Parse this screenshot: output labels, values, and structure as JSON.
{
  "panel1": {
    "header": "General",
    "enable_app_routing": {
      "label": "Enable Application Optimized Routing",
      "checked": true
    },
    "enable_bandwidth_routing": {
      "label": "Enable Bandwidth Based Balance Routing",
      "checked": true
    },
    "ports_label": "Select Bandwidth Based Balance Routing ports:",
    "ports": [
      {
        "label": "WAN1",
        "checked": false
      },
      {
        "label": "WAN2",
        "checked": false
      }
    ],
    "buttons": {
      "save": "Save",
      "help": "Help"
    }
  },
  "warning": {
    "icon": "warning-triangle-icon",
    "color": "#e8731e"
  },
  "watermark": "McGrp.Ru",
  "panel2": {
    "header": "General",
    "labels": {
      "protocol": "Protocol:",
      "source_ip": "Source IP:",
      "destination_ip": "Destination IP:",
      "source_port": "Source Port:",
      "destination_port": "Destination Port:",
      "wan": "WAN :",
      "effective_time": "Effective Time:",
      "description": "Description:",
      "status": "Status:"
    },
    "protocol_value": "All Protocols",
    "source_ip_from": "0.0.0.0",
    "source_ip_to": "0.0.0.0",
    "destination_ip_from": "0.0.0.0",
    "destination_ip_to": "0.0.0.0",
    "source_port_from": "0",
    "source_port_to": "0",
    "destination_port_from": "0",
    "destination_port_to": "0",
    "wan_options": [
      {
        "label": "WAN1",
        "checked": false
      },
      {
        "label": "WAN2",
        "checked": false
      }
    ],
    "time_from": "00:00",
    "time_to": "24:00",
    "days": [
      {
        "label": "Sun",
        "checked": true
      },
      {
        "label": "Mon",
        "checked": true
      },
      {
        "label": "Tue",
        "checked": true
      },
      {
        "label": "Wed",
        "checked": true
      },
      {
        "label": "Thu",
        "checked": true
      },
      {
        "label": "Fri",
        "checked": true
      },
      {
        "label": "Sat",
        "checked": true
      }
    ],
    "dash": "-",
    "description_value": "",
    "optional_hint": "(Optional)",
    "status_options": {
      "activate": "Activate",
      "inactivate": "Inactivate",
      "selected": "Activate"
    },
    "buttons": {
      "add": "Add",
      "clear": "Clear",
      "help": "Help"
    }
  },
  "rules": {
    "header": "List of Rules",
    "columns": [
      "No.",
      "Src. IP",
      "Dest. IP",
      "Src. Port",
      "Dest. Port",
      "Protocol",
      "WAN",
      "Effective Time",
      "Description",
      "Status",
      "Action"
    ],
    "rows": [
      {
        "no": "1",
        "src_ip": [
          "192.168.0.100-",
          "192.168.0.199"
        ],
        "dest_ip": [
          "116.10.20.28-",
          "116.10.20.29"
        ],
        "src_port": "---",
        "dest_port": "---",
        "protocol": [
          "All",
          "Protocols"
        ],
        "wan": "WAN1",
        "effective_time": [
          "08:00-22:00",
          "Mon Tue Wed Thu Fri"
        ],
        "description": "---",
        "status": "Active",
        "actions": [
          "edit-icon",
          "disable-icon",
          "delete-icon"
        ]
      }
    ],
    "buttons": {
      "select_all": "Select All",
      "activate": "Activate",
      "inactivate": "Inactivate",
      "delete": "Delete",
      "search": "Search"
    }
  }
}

- [INSTRUCTIONS TO FOLLOW]:
From the data above, copy each line that has the string "labels".

- [RESPONSE BELOW]:
Parse this screenshot: output labels, values, and structure as JSON.
    "labels": {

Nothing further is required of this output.